**Excerpted data**
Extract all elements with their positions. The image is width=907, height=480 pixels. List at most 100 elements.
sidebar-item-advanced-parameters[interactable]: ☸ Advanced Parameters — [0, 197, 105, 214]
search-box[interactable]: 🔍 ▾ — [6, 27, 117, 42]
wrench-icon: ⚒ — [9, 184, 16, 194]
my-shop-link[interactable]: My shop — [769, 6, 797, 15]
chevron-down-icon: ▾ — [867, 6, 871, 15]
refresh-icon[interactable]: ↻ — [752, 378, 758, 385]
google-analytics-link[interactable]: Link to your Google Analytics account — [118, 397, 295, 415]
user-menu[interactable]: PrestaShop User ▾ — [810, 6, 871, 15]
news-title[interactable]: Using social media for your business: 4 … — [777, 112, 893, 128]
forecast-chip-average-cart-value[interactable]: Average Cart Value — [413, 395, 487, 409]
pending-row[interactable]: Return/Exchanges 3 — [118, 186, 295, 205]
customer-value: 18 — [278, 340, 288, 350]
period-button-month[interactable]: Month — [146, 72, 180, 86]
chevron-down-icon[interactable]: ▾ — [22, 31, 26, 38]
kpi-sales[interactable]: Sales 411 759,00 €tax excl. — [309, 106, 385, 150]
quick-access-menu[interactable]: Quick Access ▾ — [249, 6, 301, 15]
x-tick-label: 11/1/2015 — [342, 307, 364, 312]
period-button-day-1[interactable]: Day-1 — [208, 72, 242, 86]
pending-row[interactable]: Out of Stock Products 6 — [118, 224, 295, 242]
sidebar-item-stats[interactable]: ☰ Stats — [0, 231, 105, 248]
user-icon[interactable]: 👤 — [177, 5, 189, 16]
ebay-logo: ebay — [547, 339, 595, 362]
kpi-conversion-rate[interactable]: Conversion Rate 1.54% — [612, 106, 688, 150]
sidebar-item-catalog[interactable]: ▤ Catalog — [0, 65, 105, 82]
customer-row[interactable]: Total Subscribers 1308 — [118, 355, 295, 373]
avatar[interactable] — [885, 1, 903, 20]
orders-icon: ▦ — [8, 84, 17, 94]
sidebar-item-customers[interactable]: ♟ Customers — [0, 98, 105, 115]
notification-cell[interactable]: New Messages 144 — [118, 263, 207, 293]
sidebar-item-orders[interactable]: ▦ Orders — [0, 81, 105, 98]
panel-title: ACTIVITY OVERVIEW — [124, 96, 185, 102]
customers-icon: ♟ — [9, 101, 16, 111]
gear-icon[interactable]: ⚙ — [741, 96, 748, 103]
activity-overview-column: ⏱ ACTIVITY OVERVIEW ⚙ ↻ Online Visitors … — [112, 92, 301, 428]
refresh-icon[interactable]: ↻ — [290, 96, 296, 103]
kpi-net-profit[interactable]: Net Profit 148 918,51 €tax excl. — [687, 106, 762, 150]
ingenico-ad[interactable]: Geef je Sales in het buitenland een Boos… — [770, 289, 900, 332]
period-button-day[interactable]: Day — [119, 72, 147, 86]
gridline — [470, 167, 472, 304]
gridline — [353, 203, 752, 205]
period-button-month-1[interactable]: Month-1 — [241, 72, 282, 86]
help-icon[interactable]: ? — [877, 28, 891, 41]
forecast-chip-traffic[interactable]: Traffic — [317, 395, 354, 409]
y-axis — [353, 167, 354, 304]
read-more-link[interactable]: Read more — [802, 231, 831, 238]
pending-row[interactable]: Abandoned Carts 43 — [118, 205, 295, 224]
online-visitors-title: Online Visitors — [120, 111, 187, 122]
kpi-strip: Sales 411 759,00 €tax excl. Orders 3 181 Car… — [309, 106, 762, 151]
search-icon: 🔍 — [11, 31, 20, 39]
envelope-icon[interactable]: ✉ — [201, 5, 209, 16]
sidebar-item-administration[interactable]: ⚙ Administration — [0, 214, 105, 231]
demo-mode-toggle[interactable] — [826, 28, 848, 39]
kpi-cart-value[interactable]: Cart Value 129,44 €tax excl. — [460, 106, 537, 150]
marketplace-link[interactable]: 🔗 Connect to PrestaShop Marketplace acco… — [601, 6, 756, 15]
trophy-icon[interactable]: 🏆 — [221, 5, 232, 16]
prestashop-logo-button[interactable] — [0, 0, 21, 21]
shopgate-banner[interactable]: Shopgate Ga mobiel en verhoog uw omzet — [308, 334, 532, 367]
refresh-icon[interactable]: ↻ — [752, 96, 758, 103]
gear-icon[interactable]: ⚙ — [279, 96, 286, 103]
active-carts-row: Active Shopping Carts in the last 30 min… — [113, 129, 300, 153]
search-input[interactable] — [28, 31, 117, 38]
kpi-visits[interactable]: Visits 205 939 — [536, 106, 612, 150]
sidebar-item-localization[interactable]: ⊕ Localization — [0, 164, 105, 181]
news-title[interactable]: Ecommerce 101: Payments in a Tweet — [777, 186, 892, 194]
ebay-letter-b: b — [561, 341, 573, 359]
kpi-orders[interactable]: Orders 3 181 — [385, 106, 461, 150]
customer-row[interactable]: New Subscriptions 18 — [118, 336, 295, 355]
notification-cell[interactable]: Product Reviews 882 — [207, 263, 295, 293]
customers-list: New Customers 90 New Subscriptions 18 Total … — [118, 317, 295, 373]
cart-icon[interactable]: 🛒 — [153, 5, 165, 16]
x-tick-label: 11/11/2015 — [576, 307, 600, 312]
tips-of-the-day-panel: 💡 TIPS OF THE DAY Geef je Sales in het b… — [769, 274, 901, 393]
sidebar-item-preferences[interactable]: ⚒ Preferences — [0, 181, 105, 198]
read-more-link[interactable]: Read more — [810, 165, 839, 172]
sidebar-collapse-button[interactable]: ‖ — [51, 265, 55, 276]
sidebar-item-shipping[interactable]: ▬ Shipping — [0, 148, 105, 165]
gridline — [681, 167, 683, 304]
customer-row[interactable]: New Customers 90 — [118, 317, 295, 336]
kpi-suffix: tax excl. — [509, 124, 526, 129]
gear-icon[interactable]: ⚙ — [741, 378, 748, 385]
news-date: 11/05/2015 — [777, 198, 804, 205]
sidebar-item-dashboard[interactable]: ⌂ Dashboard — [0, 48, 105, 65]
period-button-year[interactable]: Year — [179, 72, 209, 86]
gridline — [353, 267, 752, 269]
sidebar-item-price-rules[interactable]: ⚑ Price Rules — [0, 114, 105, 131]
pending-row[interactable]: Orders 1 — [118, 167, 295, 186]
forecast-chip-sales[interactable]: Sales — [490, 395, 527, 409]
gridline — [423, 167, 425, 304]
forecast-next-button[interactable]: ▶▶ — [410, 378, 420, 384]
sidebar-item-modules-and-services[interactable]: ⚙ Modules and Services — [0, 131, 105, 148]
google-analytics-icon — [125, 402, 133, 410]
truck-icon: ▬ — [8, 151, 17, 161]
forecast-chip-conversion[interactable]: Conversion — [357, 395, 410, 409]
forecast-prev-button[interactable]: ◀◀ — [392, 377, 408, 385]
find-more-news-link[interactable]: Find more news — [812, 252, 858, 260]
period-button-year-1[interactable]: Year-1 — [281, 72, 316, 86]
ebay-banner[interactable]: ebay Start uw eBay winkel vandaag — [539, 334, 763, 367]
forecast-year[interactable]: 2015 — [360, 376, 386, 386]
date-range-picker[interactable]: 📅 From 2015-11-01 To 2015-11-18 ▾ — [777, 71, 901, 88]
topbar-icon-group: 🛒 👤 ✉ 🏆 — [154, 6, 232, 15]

**Given task**
Convert every row above into a JSON list of strings, one string per line, leaving out any blank lines.

**The response**
[
  "Extract all elements with their positions. The image is width=907, height=480 pixels. List at most 100 elements.",
  "sidebar-item-advanced-parameters[interactable]: ☸ Advanced Parameters — [0, 197, 105, 214]",
  "search-box[interactable]: 🔍 ▾ — [6, 27, 117, 42]",
  "wrench-icon: ⚒ — [9, 184, 16, 194]",
  "my-shop-link[interactable]: My shop — [769, 6, 797, 15]",
  "chevron-down-icon: ▾ — [867, 6, 871, 15]",
  "refresh-icon[interactable]: ↻ — [752, 378, 758, 385]",
  "google-analytics-link[interactable]: Link to your Google Analytics account — [118, 397, 295, 415]",
  "user-menu[interactable]: PrestaShop User ▾ — [810, 6, 871, 15]",
  "news-title[interactable]: Using social media for your business: 4 … — [777, 112, 893, 128]",
  "forecast-chip-average-cart-value[interactable]: Average Cart Value — [413, 395, 487, 409]",
  "pending-row[interactable]: Return/Exchanges 3 — [118, 186, 295, 205]",
  "customer-value: 18 — [278, 340, 288, 350]",
  "period-button-month[interactable]: Month — [146, 72, 180, 86]",
  "chevron-down-icon[interactable]: ▾ — [22, 31, 26, 38]",
  "kpi-sales[interactable]: Sales 411 759,00 €tax excl. — [309, 106, 385, 150]",
  "quick-access-menu[interactable]: Quick Access ▾ — [249, 6, 301, 15]",
  "x-tick-label: 11/1/2015 — [342, 307, 364, 312]",
  "period-button-day-1[interactable]: Day-1 — [208, 72, 242, 86]",
  "pending-row[interactable]: Out of Stock Products 6 — [118, 224, 295, 242]",
  "sidebar-item-stats[interactable]: ☰ Stats — [0, 231, 105, 248]",
  "user-icon[interactable]: 👤 — [177, 5, 189, 16]",
  "ebay-logo: ebay — [547, 339, 595, 362]",
  "kpi-conversion-rate[interactable]: Conversion Rate 1.54% — [612, 106, 688, 150]",
  "sidebar-item-catalog[interactable]: ▤ Catalog — [0, 65, 105, 82]",
  "customer-row[interactable]: Total Subscribers 1308 — [118, 355, 295, 373]",
  "avatar[interactable] — [885, 1, 903, 20]",
  "orders-icon: ▦ — [8, 84, 17, 94]",
  "sidebar-item-customers[interactable]: ♟ Customers — [0, 98, 105, 115]",
  "notification-cell[interactable]: New Messages 144 — [118, 263, 207, 293]",
  "sidebar-item-orders[interactable]: ▦ Orders — [0, 81, 105, 98]",
  "panel-title: ACTIVITY OVERVIEW — [124, 96, 185, 102]",
  "customers-icon: ♟ — [9, 101, 16, 111]",
  "gear-icon[interactable]: ⚙ — [741, 96, 748, 103]",
  "activity-overview-column: ⏱ ACTIVITY OVERVIEW ⚙ ↻ Online Visitors … — [112, 92, 301, 428]",
  "refresh-icon[interactable]: ↻ — [290, 96, 296, 103]",
  "kpi-net-profit[interactable]: Net Profit 148 918,51 €tax excl. — [687, 106, 762, 150]",
  "ingenico-ad[interactable]: Geef je Sales in het buitenland een Boos… — [770, 289, 900, 332]",
  "period-button-day[interactable]: Day — [119, 72, 147, 86]",
  "gridline — [470, 167, 472, 304]",
  "gridline — [353, 203, 752, 205]",
  "period-button-month-1[interactable]: Month-1 — [241, 72, 282, 86]",
  "help-icon[interactable]: ? — [877, 28, 891, 41]",
  "forecast-chip-traffic[interactable]: Traffic — [317, 395, 354, 409]",
  "y-axis — [353, 167, 354, 304]",
  "read-more-link[interactable]: Read more — [802, 231, 831, 238]",
  "pending-row[interactable]: Abandoned Carts 43 — [118, 205, 295, 224]",
  "online-visitors-title: Online Visitors — [120, 111, 187, 122]",
  "kpi-strip: Sales 411 759,00 €tax excl. Orders 3 181 Car… — [309, 106, 762, 151]",
  "search-icon: 🔍 — [11, 31, 20, 39]",
  "envelope-icon[interactable]: ✉ — [201, 5, 209, 16]",
  "sidebar-item-administration[interactable]: ⚙ Administration — [0, 214, 105, 231]",
  "demo-mode-toggle[interactable] — [826, 28, 848, 39]",
  "kpi-cart-value[interactable]: Cart Value 129,44 €tax excl. — [460, 106, 537, 150]",
  "marketplace-link[interactable]: 🔗 Connect to PrestaShop Marketplace acco… — [601, 6, 756, 15]",
  "trophy-icon[interactable]: 🏆 — [221, 5, 232, 16]",
  "prestashop-logo-button[interactable] — [0, 0, 21, 21]",
  "shopgate-banner[interactable]: Shopgate Ga mobiel en verhoog uw omzet — [308, 334, 532, 367]",
  "refresh-icon[interactable]: ↻ — [752, 96, 758, 103]",
  "gear-icon[interactable]: ⚙ — [279, 96, 286, 103]",
  "active-carts-row: Active Shopping Carts in the last 30 min… — [113, 129, 300, 153]",
  "search-input[interactable] — [28, 31, 117, 38]",
  "kpi-visits[interactable]: Visits 205 939 — [536, 106, 612, 150]",
  "sidebar-item-localization[interactable]: ⊕ Localization — [0, 164, 105, 181]",
  "news-title[interactable]: Ecommerce 101: Payments in a Tweet — [777, 186, 892, 194]",
  "ebay-letter-b: b — [561, 341, 573, 359]",
  "kpi-orders[interactable]: Orders 3 181 — [385, 106, 461, 150]",
  "customer-row[interactable]: New Subscriptions 18 — [118, 336, 295, 355]",
  "notification-cell[interactable]: Product Reviews 882 — [207, 263, 295, 293]",
  "customers-list: New Customers 90 New Subscriptions 18 Total … — [118, 317, 295, 373]",
  "cart-icon[interactable]: 🛒 — [153, 5, 165, 16]",
  "x-tick-label: 11/11/2015 — [576, 307, 600, 312]",
  "tips-of-the-day-panel: 💡 TIPS OF THE DAY Geef je Sales in het b… — [769, 274, 901, 393]",
  "sidebar-item-preferences[interactable]: ⚒ Preferences — [0, 181, 105, 198]",
  "read-more-link[interactable]: Read more — [810, 165, 839, 172]",
  "sidebar-collapse-button[interactable]: ‖ — [51, 265, 55, 276]",
  "sidebar-item-shipping[interactable]: ▬ Shipping — [0, 148, 105, 165]",
  "gridline — [681, 167, 683, 304]",
  "customer-row[interactable]: New Customers 90 — [118, 317, 295, 336]",
  "kpi-suffix: tax excl. — [509, 124, 526, 129]",
  "gear-icon[interactable]: ⚙ — [741, 378, 748, 385]",
  "news-date: 11/05/2015 — [777, 198, 804, 205]",
  "sidebar-item-dashboard[interactable]: ⌂ Dashboard — [0, 48, 105, 65]",
  "period-button-year[interactable]: Year — [179, 72, 209, 86]",
  "gridline — [353, 267, 752, 269]",
  "sidebar-item-price-rules[interactable]: ⚑ Price Rules — [0, 114, 105, 131]",
  "pending-row[interactable]: Orders 1 — [118, 167, 295, 186]",
  "forecast-chip-sales[interactable]: Sales — [490, 395, 527, 409]",
  "gridline — [423, 167, 425, 304]",
  "forecast-next-button[interactable]: ▶▶ — [410, 378, 420, 384]",
  "sidebar-item-modules-and-services[interactable]: ⚙ Modules and Services — [0, 131, 105, 148]",
  "google-analytics-icon — [125, 402, 133, 410]",
  "truck-icon: ▬ — [8, 151, 17, 161]",
  "forecast-chip-conversion[interactable]: Conversion — [357, 395, 410, 409]",
  "forecast-prev-button[interactable]: ◀◀ — [392, 377, 408, 385]",
  "find-more-news-link[interactable]: Find more news — [812, 252, 858, 260]",
  "period-button-year-1[interactable]: Year-1 — [281, 72, 316, 86]",
  "ebay-banner[interactable]: ebay Start uw eBay winkel vandaag — [539, 334, 763, 367]",
  "forecast-year[interactable]: 2015 — [360, 376, 386, 386]",
  "date-range-picker[interactable]: 📅 From 2015-11-01 To 2015-11-18 ▾ — [777, 71, 901, 88]",
  "topbar-icon-group: 🛒 👤 ✉ 🏆 — [154, 6, 232, 15]"
]